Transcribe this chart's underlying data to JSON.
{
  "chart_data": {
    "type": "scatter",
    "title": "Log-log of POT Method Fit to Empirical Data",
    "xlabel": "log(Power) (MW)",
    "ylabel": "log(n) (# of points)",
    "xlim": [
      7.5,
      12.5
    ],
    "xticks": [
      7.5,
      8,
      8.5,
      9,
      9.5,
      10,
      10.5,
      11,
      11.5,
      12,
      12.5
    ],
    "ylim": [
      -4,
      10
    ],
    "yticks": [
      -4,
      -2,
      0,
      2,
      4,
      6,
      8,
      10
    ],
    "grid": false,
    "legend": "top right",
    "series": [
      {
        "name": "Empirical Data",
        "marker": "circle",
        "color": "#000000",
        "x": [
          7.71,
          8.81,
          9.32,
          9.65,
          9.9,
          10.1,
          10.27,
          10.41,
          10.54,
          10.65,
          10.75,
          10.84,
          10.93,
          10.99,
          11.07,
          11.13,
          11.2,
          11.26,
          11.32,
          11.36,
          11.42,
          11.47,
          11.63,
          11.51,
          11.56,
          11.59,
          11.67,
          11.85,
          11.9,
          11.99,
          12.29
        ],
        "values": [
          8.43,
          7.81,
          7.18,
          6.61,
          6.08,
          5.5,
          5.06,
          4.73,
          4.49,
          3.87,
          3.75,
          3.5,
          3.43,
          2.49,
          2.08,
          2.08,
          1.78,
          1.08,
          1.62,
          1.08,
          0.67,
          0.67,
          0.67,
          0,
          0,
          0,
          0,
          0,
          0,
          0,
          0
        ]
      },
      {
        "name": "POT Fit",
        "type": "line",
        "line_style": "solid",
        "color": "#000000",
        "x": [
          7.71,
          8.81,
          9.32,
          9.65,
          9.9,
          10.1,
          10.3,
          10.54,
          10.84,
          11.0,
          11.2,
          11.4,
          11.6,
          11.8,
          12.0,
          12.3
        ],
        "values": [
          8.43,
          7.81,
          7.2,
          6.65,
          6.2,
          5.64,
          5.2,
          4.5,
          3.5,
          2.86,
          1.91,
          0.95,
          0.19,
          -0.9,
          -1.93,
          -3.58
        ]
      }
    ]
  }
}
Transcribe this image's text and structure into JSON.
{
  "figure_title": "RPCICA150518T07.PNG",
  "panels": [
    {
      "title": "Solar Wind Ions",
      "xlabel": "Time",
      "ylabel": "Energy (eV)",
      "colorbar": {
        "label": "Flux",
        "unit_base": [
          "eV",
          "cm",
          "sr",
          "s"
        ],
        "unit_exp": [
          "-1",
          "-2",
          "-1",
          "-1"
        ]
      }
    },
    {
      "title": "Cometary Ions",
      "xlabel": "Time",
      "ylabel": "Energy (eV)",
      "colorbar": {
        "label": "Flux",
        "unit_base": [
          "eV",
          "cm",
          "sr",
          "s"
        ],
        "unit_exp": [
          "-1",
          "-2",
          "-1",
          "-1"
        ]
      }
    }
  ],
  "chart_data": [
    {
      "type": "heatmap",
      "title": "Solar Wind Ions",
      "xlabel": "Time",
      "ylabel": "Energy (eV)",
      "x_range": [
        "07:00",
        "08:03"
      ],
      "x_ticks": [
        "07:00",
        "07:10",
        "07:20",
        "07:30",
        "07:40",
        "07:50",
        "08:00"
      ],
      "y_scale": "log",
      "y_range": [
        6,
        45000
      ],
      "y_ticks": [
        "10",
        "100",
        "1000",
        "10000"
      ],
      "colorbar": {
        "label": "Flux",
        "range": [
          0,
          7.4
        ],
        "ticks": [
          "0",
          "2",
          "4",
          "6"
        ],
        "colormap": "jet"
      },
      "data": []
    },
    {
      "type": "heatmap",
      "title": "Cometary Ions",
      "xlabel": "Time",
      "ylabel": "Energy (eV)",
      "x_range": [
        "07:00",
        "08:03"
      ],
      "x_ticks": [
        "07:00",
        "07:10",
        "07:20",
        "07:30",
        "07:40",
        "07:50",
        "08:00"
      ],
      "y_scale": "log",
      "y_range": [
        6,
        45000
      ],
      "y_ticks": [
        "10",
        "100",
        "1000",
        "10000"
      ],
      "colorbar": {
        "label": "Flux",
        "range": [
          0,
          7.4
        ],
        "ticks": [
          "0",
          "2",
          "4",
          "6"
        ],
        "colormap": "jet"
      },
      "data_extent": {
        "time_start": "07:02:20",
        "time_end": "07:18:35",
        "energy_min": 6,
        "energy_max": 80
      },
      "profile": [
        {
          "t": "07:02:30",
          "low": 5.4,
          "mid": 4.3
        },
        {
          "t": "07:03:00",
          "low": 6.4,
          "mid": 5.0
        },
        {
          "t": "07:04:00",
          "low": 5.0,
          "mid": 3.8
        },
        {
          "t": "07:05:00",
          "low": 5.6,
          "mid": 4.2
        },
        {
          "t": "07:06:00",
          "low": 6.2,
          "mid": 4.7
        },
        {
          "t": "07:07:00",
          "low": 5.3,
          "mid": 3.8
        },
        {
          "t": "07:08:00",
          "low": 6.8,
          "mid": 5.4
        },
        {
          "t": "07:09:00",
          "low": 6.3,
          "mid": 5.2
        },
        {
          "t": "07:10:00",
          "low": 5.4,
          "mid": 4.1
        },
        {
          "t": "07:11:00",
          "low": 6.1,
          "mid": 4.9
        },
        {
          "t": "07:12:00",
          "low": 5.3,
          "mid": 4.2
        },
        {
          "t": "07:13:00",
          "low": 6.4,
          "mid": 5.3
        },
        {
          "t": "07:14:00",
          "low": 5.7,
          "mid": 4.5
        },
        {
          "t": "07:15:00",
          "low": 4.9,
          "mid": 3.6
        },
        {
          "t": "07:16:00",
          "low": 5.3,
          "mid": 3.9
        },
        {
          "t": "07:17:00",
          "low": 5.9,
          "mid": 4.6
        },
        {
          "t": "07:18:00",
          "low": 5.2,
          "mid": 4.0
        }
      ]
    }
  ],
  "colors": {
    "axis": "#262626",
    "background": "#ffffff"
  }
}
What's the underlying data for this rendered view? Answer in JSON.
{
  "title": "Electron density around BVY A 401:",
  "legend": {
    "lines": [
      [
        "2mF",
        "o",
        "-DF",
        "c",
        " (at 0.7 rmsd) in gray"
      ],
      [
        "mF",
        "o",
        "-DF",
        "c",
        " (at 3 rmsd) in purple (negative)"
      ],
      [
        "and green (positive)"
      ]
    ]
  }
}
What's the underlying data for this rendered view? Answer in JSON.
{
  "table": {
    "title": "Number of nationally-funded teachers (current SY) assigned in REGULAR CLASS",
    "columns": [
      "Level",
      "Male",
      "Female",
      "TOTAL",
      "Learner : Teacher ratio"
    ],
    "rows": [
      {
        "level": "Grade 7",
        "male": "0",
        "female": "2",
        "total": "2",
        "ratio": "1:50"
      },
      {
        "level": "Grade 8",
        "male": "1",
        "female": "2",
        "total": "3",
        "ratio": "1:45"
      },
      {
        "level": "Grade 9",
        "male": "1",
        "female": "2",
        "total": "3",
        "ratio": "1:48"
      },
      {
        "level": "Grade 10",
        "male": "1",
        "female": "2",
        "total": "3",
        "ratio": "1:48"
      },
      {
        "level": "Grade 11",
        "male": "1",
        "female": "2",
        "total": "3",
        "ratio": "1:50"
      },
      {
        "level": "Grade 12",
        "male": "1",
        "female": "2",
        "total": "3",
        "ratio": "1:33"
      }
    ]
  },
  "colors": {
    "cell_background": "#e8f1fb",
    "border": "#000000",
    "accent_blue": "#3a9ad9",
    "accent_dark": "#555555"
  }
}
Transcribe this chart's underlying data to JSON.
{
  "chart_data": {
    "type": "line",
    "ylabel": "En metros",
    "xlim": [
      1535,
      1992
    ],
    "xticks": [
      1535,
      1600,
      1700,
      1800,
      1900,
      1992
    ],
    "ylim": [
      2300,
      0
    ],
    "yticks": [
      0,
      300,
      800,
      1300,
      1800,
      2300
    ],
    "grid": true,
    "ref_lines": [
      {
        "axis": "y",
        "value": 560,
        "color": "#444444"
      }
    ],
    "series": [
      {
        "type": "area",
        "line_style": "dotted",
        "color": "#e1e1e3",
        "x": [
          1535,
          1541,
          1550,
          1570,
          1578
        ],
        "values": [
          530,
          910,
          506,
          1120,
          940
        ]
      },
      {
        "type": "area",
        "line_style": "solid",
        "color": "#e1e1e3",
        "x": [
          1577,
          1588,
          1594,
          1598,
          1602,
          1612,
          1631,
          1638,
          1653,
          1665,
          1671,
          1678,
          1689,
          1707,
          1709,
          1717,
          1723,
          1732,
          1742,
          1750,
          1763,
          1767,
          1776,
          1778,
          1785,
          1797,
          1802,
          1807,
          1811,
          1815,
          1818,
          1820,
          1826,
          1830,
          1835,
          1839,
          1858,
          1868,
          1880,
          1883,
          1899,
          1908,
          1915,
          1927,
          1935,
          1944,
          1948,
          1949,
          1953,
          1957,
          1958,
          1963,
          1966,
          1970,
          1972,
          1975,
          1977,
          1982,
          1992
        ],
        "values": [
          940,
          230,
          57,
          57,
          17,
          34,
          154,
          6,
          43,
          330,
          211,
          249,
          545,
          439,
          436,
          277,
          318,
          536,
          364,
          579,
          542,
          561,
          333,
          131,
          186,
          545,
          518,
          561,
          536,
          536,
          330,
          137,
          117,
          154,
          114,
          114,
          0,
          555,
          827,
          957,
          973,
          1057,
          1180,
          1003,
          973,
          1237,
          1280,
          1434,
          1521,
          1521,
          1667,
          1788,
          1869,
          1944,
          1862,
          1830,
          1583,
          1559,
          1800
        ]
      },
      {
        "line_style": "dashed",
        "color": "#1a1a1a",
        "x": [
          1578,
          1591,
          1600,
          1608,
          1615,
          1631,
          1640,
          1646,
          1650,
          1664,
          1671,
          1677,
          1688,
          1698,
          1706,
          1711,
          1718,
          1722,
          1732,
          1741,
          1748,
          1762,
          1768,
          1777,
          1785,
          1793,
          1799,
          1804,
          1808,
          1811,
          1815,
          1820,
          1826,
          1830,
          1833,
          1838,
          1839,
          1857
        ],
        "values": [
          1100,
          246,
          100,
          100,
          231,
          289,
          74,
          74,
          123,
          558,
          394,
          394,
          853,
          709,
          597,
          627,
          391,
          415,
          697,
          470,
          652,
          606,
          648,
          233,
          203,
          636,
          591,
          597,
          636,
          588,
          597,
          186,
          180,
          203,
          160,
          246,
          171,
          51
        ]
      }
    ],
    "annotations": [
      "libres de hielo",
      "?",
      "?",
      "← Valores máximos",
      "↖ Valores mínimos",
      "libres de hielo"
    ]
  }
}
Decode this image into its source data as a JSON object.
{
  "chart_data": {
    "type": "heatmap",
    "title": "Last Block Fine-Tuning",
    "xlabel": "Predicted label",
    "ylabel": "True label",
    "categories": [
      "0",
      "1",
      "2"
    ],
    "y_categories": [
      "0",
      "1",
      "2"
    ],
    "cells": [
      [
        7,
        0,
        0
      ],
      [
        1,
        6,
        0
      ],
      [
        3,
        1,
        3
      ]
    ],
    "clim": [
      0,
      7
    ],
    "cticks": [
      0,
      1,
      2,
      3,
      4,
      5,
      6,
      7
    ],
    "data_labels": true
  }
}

★ ★ ★ ★ ★

What to do
In the listing, find all lines with the string "rmsd" and copy them.

Complete response
        " (at 0.7 rmsd) in gray"
        " (at 3 rmsd) in purple (negative)"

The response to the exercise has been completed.